_INFORMATION PROVIDED:_

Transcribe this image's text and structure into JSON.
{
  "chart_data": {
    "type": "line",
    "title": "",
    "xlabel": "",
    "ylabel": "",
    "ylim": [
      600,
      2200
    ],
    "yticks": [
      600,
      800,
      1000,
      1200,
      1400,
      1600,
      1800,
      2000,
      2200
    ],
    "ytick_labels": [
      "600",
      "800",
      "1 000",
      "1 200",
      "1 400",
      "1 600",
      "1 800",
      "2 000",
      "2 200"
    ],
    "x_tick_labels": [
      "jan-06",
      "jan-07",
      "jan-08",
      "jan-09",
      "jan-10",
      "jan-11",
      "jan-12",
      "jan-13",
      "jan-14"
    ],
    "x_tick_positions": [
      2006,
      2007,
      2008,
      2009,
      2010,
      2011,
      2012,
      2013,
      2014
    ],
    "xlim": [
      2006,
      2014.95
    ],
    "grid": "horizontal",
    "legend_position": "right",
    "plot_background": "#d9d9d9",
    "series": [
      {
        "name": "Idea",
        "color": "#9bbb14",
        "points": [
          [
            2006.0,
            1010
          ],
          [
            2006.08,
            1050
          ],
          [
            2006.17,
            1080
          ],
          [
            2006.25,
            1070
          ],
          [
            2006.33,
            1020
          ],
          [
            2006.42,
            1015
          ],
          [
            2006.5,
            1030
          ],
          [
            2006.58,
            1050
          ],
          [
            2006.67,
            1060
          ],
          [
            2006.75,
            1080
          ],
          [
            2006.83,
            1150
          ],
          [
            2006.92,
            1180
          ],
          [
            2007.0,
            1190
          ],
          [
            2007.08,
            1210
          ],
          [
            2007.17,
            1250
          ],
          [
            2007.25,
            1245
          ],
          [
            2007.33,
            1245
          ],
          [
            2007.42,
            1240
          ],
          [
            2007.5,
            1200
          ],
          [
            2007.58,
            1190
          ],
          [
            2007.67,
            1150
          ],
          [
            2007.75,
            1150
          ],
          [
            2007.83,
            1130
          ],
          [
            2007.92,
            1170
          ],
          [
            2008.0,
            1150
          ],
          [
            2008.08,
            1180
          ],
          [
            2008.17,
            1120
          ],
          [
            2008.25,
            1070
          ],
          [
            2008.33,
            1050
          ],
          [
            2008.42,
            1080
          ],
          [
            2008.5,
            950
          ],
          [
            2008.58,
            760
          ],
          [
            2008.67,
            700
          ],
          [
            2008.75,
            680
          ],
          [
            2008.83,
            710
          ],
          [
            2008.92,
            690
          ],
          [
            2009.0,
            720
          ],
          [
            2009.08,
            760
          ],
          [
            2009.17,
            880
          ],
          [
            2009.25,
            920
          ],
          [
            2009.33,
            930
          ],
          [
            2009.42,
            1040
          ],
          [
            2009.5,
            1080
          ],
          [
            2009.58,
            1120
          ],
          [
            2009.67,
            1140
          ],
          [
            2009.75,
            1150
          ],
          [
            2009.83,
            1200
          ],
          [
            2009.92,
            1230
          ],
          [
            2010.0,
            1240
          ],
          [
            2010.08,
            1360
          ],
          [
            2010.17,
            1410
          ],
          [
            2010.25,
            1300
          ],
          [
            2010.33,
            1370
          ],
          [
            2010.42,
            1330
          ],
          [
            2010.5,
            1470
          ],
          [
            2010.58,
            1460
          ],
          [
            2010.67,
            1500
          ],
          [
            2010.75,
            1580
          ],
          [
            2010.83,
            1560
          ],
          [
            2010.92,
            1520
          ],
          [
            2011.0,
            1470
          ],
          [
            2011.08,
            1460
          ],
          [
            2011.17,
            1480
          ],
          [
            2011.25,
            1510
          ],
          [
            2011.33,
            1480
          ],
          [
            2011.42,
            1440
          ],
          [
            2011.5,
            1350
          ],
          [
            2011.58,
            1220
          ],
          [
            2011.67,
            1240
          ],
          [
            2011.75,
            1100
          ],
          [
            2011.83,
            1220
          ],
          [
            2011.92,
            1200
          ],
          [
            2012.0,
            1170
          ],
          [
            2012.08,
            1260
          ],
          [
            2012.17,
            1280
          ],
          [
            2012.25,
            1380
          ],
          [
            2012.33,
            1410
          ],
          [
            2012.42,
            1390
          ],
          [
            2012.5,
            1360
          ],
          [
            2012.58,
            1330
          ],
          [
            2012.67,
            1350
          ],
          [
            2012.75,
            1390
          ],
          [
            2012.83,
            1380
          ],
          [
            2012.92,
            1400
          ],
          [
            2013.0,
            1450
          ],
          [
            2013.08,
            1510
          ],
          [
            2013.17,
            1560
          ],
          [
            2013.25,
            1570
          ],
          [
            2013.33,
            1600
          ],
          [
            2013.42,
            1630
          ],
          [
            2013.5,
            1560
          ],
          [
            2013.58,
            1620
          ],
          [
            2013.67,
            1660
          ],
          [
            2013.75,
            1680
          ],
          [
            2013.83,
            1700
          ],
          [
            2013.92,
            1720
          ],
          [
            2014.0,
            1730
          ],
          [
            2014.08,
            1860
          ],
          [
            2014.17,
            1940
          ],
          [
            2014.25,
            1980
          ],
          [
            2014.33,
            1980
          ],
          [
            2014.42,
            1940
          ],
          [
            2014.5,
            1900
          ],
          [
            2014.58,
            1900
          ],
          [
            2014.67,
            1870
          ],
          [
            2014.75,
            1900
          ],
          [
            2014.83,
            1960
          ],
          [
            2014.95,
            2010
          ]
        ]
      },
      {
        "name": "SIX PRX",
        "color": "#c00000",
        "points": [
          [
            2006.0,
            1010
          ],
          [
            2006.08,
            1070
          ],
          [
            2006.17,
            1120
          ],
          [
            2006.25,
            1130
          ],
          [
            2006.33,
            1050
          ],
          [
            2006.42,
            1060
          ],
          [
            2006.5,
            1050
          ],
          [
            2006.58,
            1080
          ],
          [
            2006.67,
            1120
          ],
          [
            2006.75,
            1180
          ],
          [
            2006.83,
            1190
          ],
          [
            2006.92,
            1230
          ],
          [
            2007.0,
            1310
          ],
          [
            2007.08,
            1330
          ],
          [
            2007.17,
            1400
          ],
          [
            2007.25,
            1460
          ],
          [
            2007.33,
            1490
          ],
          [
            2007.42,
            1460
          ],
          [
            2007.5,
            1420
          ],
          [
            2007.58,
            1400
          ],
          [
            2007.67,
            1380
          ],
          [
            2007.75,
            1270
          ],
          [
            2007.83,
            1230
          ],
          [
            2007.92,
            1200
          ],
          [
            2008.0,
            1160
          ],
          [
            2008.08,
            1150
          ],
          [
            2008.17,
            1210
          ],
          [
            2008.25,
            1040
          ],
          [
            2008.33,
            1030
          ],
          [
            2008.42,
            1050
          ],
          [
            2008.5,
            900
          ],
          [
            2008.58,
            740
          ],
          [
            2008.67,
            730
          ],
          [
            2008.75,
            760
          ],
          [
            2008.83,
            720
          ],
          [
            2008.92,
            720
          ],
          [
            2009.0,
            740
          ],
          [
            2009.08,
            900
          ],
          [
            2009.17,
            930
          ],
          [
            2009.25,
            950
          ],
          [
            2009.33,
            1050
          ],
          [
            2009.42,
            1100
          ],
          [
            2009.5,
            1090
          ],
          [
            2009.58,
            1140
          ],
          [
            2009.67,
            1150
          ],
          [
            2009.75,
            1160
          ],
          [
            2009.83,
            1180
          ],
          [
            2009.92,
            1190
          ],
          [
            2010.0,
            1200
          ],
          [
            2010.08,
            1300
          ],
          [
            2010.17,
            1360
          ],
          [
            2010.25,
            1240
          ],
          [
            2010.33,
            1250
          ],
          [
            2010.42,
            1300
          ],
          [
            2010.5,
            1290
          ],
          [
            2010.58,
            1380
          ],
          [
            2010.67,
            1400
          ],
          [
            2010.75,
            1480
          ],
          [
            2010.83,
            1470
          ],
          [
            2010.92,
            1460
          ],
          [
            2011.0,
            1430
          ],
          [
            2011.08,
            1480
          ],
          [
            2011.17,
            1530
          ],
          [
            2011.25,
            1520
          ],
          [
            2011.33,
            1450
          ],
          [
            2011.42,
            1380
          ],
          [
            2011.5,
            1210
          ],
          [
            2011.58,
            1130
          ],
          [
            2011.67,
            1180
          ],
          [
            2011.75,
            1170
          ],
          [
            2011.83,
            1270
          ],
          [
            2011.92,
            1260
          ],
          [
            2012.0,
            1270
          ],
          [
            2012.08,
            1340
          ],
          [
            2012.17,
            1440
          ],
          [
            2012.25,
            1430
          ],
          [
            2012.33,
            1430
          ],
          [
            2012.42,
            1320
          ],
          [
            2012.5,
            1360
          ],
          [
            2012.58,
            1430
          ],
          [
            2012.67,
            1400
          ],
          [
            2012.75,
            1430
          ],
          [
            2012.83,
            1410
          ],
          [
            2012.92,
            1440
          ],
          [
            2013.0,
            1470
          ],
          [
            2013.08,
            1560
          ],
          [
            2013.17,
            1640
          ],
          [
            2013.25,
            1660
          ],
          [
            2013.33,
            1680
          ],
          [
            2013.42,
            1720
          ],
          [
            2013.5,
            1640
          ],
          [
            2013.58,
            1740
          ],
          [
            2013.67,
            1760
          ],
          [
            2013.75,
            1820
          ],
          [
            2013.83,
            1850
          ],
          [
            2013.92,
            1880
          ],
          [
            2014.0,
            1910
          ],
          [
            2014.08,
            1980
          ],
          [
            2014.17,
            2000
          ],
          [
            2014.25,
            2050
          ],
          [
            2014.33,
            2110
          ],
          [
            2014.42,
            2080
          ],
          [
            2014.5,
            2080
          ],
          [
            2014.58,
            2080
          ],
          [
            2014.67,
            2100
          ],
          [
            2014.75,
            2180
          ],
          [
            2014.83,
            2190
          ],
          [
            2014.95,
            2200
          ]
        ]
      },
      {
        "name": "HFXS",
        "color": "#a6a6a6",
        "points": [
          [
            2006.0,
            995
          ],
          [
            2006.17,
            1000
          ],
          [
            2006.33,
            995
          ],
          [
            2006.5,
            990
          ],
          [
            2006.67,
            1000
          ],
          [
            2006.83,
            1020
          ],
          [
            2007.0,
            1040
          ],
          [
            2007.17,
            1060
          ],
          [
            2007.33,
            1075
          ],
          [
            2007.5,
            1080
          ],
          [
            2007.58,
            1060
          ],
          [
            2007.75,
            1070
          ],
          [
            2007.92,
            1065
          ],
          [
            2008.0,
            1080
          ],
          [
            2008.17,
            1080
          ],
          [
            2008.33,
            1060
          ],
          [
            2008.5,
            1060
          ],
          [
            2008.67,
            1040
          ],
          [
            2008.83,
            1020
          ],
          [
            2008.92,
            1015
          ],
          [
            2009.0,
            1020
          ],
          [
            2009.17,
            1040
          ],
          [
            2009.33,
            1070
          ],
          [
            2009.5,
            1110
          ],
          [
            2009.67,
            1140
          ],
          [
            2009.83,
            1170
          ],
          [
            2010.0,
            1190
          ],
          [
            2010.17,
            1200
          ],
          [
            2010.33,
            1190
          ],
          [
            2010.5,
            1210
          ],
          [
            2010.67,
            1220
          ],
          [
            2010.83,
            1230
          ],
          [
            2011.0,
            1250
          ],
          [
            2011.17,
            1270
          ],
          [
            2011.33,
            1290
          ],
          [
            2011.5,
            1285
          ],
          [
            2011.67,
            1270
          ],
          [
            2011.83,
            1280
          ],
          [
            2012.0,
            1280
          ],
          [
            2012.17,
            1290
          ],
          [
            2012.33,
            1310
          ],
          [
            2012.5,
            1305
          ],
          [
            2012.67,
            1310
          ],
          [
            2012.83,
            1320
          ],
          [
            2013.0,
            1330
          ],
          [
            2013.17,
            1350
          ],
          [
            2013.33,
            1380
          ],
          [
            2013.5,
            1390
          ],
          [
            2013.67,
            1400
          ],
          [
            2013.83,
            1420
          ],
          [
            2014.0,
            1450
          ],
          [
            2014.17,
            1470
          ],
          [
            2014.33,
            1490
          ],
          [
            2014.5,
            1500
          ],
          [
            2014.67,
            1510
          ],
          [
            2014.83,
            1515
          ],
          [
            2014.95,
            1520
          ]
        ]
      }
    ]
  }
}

_TASK:_ Across the records above, count the lines holding "color" and reply with that number alone.

_COMPLETED EXERCISE:_ 3